**Source data**:
****************************************
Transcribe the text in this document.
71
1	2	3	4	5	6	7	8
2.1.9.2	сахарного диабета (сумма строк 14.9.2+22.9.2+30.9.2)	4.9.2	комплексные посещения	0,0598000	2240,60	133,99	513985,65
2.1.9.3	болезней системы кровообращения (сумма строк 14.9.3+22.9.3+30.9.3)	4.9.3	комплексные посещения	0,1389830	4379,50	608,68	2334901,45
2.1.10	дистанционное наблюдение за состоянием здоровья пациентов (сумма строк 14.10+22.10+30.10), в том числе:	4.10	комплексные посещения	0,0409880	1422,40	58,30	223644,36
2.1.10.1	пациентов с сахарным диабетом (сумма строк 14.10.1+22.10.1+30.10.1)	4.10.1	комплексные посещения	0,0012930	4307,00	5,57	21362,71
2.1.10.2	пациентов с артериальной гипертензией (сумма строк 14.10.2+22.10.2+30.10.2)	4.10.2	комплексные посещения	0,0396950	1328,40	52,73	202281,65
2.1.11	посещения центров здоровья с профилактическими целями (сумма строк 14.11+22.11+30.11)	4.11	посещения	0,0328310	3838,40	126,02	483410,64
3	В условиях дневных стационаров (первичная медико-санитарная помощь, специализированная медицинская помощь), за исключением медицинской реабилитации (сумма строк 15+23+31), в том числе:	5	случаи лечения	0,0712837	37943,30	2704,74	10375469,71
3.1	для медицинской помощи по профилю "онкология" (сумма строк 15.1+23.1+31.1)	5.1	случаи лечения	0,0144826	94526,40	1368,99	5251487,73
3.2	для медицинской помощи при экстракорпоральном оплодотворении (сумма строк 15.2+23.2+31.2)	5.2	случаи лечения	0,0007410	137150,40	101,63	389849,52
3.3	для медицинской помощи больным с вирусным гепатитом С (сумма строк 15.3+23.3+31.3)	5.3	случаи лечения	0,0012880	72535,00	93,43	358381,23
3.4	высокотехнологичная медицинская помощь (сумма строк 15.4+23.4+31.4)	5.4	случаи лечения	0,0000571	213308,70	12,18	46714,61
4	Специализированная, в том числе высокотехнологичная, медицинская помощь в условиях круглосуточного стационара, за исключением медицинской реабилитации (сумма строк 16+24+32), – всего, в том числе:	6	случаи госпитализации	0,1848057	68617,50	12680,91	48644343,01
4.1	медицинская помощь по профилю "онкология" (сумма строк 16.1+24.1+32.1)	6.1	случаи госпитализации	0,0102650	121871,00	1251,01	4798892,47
****************************************
Reproduce each line of the material containing the word "онкология".

**Result**:
3.1	для медицинской помощи по профилю "онкология" (сумма строк 15.1+23.1+31.1)	5.1	случаи лечения	0,0144826	94526,40	1368,99	5251487,73
4.1	медицинская помощь по профилю "онкология" (сумма строк 16.1+24.1+32.1)	6.1	случаи госпитализации	0,0102650	121871,00	1251,01	4798892,47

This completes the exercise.